* [BRIEF]: Find every line of the listing below where "湛江市全民应急安全培训有限公司" appears, and copy it.

* [EXERCISE MATERIALS]:

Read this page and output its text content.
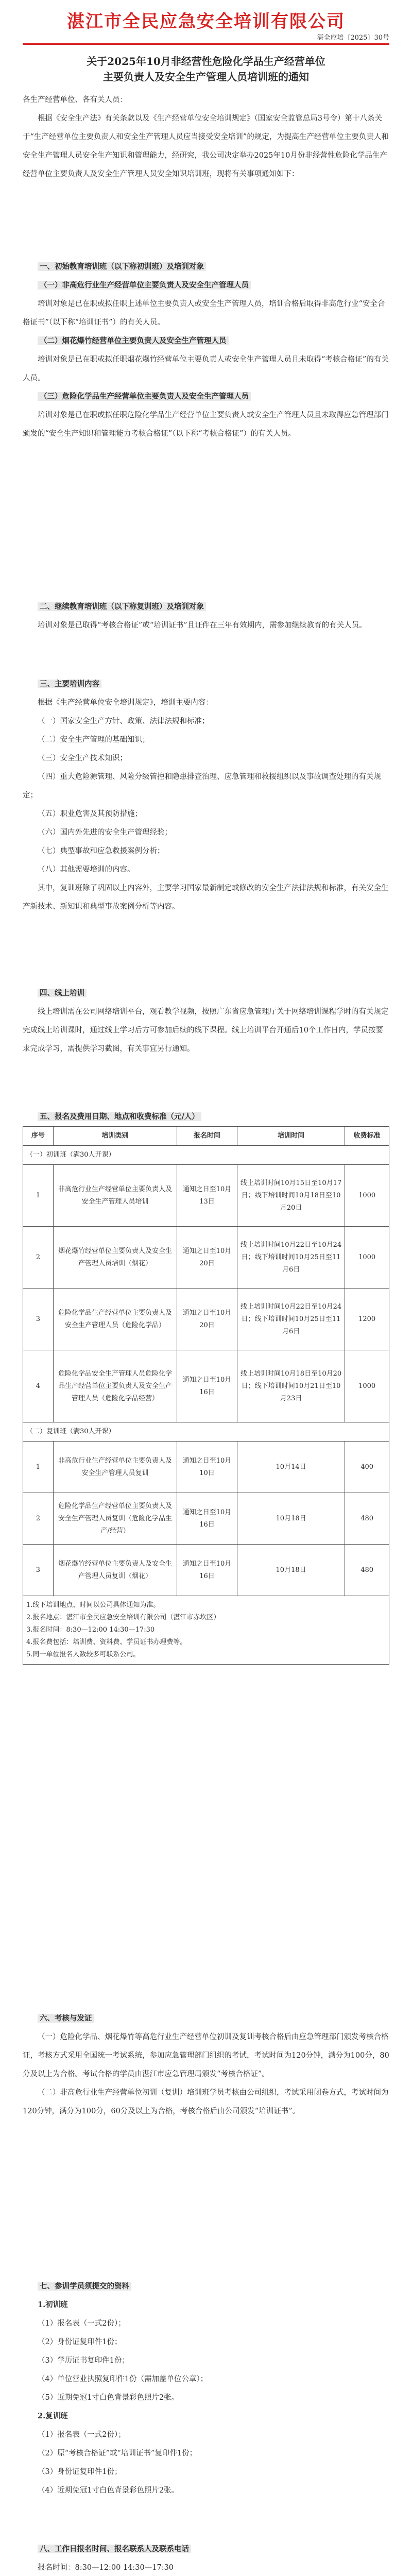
湛江市全民应急安全培训有限公司
湛全应培〔2025〕30号
关于2025年10月非经营性危险化学品生产经营单位
主要负责人及安全生产管理人员培训班的通知

各生产经营单位、各有关人员：

根据《安全生产法》有关条款以及《生产经营单位安全培训规定》（国家安全监管总局3号令）第十八条关于“生产经营单位主要负责人和安全生产管理人员应当接受安全培训”的规定，为提高生产经营单位主要负责人和安全生产管理人员安全生产知识和管理能力，经研究，我公司决定举办2025年10月份非经营性危险化学品生产经营单位主要负责人及安全生产管理人员安全知识培训班，现将有关事项通知如下：

一、初始教育培训班（以下称初训班）及培训对象

（一）非高危行业生产经营单位主要负责人及安全生产管理人员

培训对象是已在职或拟任职上述单位主要负责人或安全生产管理人员，培训合格后取得非高危行业“安全合格证书”（以下称“培训证书”）的有关人员。

（二）烟花爆竹经营单位主要负责人及安全生产管理人员

培训对象是已在职或拟任职烟花爆竹经营单位主要负责人或安全生产管理人员且未取得“考核合格证”的有关人员。

（三）危险化学品生产经营单位主要负责人及安全生产管理人员

培训对象是已在职或拟任职危险化学品生产经营单位主要负责人或安全生产管理人员且未取得应急管理部门颁发的“安全生产知识和管理能力考核合格证”（以下称“考核合格证”）的有关人员。

二、继续教育培训班（以下称复训班）及培训对象

培训对象是已取得“考核合格证”或“培训证书”且证件在三年有效期内，需参加继续教育的有关人员。

三、主要培训内容

根据《生产经营单位安全培训规定》，培训主要内容：

（一）国家安全生产方针、政策、法律法规和标准；

（二）安全生产管理的基础知识；

（三）安全生产技术知识；

（四）重大危险源管理、风险分级管控和隐患排查治理、应急管理和救援组织以及事故调查处理的有关规定；

（五）职业危害及其预防措施；

（六）国内外先进的安全生产管理经验；

（七）典型事故和应急救援案例分析；

（八）其他需要培训的内容。

其中，复训班除了巩固以上内容外，主要学习国家最新制定或修改的安全生产法律法规和标准，有关安全生产新技术、新知识和典型事故案例分析等内容。

四、线上培训

线上培训需在公司网络培训平台，观看教学视频，按照广东省应急管理厅关于网络培训课程学时的有关规定完成线上培训课时，通过线上学习后方可参加后续的线下课程。线上培训平台开通后10个工作日内，学员按要求完成学习，需提供学习截图，有关事宜另行通知。

五、报名及费用日期、地点和收费标准（元/人）

序号	培训类别	报名时间	培训时间	收费标准
（一）初训班（满30人开课）				
1	非高危行业生产经营单位主要负责人及安全生产管理人员培训	通知之日至10月13日	线上培训时间10月15日至10月17日；线下培训时间10月18日至10月20日	1000
2	烟花爆竹经营单位主要负责人及安全生产管理人员培训（烟花）	通知之日至10月20日	线上培训时间10月22日至10月24日；线下培训时间10月25日至11月6日	1000
3	危险化学品生产经营单位主要负责人及安全生产管理人员（危险化学品）	通知之日至10月20日	线上培训时间10月22日至10月24日；线下培训时间10月25日至11月6日	1200
4	危险化学品安全生产管理人员危险化学品生产经营单位主要负责人及安全生产管理人员（危险化学品经营）	通知之日至10月16日	线上培训时间10月18日至10月20日；线下培训时间10月21日至10月23日	1000
（二）复训班（满30人开课）				
1	非高危行业生产经营单位主要负责人及安全生产管理人员复训	通知之日至10月10日	10月14日	400
2	危险化学品生产经营单位主要负责人及安全生产管理人员复训（危险化学品生产/经营）	通知之日至10月16日	10月18日	480
3	烟花爆竹经营单位主要负责人及安全生产管理人员复训（烟花）	通知之日至10月16日	10月18日	480

1.线下培训地点、时间以公司具体通知为准。
2.报名地点：湛江市全民应急安全培训有限公司（湛江市赤坎区）
3.报名时间：8:30—12:00 14:30—17:30
4.报名费包括：培训费、资料费、学员证书办理费等。
5.同一单位报名人数较多可联系公司。				

六、考核与发证

（一）危险化学品、烟花爆竹等高危行业生产经营单位初训及复训考核合格后由应急管理部门颁发考核合格证，考核方式采用全国统一考试系统，参加应急管理部门组织的考试，考试时间为120分钟，满分为100分，80分及以上为合格。考试合格的学员由湛江市应急管理局颁发“考核合格证”。

（二）非高危行业生产经营单位初训（复训）培训班学员考核由公司组织，考试采用闭卷方式，考试时间为120分钟，满分为100分，60分及以上为合格，考核合格后由公司颁发“培训证书”。

七、参训学员须提交的资料

1.初训班

（1）报名表（一式2份）；

（2）身份证复印件1份；

（3）学历证书复印件1份；

（4）单位营业执照复印件1份（需加盖单位公章）；

（5）近期免冠1寸白色背景彩色照片2张。

2.复训班

（1）报名表（一式2份）；

（2）原“考核合格证”或“培训证书”复印件1份；

（3）身份证复印件1份；

（4）近期免冠1寸白色背景彩色照片2张。

八、工作日报名时间、报名联系人及联系电话

报名时间：8:30—12:00 14:30—17:30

* [SOLUTION FOR THIS TASK]:
湛江市全民应急安全培训有限公司
2.报名地点：湛江市全民应急安全培训有限公司（湛江市赤坎区）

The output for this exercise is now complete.